● Work to do
Print all the entries verbatim.

[Excerpt from a dataset]
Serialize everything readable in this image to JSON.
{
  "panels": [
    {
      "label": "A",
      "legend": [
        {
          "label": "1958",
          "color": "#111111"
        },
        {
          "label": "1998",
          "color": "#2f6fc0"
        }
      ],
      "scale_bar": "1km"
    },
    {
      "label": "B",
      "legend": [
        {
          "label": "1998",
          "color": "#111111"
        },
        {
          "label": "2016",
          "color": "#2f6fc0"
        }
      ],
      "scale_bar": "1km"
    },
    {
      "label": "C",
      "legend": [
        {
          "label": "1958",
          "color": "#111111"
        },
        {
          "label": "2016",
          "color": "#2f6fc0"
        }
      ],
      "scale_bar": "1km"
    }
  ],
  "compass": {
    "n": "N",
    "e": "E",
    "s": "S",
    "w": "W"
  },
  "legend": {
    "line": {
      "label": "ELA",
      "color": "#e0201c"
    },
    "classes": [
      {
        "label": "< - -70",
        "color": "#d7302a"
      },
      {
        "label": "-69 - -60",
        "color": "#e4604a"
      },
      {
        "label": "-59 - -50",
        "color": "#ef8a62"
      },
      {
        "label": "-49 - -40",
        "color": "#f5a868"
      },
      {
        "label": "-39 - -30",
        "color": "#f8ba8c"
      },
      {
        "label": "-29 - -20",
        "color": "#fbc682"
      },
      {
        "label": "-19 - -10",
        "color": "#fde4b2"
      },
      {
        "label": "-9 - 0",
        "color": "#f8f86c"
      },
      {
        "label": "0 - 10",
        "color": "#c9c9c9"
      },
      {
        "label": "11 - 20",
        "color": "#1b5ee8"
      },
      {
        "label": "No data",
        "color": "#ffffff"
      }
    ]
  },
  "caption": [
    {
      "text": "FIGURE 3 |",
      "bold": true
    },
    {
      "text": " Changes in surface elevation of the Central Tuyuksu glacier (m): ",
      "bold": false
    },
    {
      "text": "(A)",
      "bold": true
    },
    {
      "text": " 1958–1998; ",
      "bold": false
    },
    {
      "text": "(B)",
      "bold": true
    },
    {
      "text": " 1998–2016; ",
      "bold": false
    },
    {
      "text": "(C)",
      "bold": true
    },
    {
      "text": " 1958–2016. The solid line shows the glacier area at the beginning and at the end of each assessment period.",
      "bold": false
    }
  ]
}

● Result below
Serialize everything readable in this image to JSON.
{
  "panels": [
    {
      "label": "A",
      "legend": [
        {
          "label": "1958",
          "color": "#111111"
        },
        {
          "label": "1998",
          "color": "#2f6fc0"
        }
      ],
      "scale_bar": "1km"
    },
    {
      "label": "B",
      "legend": [
        {
          "label": "1998",
          "color": "#111111"
        },
        {
          "label": "2016",
          "color": "#2f6fc0"
        }
      ],
      "scale_bar": "1km"
    },
    {
      "label": "C",
      "legend": [
        {
          "label": "1958",
          "color": "#111111"
        },
        {
          "label": "2016",
          "color": "#2f6fc0"
        }
      ],
      "scale_bar": "1km"
    }
  ],
  "compass": {
    "n": "N",
    "e": "E",
    "s": "S",
    "w": "W"
  },
  "legend": {
    "line": {
      "label": "ELA",
      "color": "#e0201c"
    },
    "classes": [
      {
        "label": "< - -70",
        "color": "#d7302a"
      },
      {
        "label": "-69 - -60",
        "color": "#e4604a"
      },
      {
        "label": "-59 - -50",
        "color": "#ef8a62"
      },
      {
        "label": "-49 - -40",
        "color": "#f5a868"
      },
      {
        "label": "-39 - -30",
        "color": "#f8ba8c"
      },
      {
        "label": "-29 - -20",
        "color": "#fbc682"
      },
      {
        "label": "-19 - -10",
        "color": "#fde4b2"
      },
      {
        "label": "-9 - 0",
        "color": "#f8f86c"
      },
      {
        "label": "0 - 10",
        "color": "#c9c9c9"
      },
      {
        "label": "11 - 20",
        "color": "#1b5ee8"
      },
      {
        "label": "No data",
        "color": "#ffffff"
      }
    ]
  },
  "caption": [
    {
      "text": "FIGURE 3 |",
      "bold": true
    },
    {
      "text": " Changes in surface elevation of the Central Tuyuksu glacier (m): ",
      "bold": false
    },
    {
      "text": "(A)",
      "bold": true
    },
    {
      "text": " 1958–1998; ",
      "bold": false
    },
    {
      "text": "(B)",
      "bold": true
    },
    {
      "text": " 1998–2016; ",
      "bold": false
    },
    {
      "text": "(C)",
      "bold": true
    },
    {
      "text": " 1958–2016. The solid line shows the glacier area at the beginning and at the end of each assessment period.",
      "bold": false
    }
  ]
}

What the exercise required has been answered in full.